Stored data entries
━━━━━━━━━━━━━━━━
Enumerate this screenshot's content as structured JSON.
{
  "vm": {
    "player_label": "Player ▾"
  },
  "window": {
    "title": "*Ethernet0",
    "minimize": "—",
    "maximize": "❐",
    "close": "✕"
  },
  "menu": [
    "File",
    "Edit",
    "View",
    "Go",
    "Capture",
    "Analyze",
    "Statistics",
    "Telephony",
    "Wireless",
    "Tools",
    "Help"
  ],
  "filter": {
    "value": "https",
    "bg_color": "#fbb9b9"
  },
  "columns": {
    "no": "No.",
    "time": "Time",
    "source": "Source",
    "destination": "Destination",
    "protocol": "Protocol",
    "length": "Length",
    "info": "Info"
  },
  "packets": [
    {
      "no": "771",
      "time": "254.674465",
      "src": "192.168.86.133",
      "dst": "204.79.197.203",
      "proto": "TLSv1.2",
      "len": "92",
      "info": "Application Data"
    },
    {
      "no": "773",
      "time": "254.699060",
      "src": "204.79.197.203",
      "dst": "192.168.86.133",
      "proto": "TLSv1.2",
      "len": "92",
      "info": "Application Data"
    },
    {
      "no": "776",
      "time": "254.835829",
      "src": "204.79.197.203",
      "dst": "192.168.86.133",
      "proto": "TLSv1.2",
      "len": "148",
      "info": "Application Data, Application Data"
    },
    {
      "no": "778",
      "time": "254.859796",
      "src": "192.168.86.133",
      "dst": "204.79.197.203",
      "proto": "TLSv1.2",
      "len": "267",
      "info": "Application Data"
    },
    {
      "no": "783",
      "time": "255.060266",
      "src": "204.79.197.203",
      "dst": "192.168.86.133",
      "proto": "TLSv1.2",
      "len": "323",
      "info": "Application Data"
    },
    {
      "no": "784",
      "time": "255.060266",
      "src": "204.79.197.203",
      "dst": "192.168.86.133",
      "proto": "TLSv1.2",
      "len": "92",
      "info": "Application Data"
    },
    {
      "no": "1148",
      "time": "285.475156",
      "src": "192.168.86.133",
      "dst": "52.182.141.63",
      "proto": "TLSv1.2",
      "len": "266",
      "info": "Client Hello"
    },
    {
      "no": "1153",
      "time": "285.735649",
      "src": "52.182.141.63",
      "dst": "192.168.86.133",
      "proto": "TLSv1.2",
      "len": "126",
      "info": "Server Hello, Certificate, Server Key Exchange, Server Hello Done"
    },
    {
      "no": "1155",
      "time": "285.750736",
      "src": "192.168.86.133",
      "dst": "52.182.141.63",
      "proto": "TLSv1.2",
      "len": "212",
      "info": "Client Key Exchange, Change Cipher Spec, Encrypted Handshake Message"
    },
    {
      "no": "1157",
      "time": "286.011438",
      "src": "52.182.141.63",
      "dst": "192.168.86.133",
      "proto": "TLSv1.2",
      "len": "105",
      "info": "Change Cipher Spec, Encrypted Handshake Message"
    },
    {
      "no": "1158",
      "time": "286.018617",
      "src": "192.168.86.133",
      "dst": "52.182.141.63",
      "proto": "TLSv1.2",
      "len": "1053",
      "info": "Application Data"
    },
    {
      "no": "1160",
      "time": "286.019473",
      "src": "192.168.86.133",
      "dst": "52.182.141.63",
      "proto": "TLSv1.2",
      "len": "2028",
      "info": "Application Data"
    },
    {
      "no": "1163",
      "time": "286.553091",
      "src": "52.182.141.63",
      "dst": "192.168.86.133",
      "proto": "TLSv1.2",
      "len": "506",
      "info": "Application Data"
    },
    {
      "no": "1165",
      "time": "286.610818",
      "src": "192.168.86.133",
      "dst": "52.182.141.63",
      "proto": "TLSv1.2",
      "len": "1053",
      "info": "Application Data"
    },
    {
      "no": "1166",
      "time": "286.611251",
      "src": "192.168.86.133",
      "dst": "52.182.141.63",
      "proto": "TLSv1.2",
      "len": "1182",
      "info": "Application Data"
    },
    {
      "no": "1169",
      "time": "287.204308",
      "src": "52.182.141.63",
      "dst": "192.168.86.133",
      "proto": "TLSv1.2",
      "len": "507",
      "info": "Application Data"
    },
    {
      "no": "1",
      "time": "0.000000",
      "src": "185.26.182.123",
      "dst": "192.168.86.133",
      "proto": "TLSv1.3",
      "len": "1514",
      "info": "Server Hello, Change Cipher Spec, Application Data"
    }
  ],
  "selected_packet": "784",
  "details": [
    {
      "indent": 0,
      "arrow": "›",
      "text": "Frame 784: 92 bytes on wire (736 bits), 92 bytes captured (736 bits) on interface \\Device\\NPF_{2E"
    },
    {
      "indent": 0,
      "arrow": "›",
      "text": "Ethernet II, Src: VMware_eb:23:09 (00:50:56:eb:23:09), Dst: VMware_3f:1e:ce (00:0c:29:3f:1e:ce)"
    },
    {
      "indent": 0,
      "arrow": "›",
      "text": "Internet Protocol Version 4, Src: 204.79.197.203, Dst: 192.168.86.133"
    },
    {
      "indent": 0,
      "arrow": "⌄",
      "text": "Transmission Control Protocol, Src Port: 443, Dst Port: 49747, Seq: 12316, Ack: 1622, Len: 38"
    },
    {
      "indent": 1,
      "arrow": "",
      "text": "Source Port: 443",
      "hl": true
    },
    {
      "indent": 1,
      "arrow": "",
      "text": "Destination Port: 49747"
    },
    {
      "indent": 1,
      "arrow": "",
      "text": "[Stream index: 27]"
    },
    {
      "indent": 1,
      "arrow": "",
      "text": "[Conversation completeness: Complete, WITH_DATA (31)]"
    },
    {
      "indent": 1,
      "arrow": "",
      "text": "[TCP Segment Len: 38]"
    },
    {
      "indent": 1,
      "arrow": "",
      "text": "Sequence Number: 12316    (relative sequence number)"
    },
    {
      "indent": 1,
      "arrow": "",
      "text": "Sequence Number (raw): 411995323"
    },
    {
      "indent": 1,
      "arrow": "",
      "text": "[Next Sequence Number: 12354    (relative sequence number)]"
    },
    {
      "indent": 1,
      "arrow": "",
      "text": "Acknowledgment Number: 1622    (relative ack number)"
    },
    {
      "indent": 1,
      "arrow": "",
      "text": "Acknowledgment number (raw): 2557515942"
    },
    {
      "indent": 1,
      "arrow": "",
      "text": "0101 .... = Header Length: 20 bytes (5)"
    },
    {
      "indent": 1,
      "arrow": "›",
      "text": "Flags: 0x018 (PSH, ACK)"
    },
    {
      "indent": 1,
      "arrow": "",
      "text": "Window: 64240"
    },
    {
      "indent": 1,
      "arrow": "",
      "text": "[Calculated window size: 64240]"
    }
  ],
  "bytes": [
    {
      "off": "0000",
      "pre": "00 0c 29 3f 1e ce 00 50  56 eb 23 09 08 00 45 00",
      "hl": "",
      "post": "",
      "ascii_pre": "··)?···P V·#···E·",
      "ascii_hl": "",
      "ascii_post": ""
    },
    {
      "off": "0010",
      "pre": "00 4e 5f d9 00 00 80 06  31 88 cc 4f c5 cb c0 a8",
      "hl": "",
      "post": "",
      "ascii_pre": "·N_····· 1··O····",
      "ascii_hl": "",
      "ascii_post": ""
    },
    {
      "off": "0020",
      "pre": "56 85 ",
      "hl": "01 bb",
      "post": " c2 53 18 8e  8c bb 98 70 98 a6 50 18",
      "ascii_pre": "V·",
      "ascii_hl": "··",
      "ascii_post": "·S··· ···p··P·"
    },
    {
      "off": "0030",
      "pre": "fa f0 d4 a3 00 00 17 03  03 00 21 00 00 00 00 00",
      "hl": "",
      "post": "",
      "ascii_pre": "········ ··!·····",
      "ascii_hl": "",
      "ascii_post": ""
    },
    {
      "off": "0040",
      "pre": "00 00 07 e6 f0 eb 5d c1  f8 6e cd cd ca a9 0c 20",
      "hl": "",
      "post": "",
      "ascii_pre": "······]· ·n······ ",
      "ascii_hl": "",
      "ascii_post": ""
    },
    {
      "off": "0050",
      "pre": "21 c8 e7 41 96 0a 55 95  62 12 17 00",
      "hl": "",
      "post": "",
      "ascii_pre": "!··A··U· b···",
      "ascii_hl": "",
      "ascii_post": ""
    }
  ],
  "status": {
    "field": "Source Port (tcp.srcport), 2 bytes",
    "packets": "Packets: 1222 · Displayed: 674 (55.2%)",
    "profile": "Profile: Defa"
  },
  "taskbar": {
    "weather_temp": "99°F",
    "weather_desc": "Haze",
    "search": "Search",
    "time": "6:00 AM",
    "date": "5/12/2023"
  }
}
━━━━━━━━━━━━━━━━
What the exercise asks: Report only the number of lines that hold the word "Length".

Task response: 2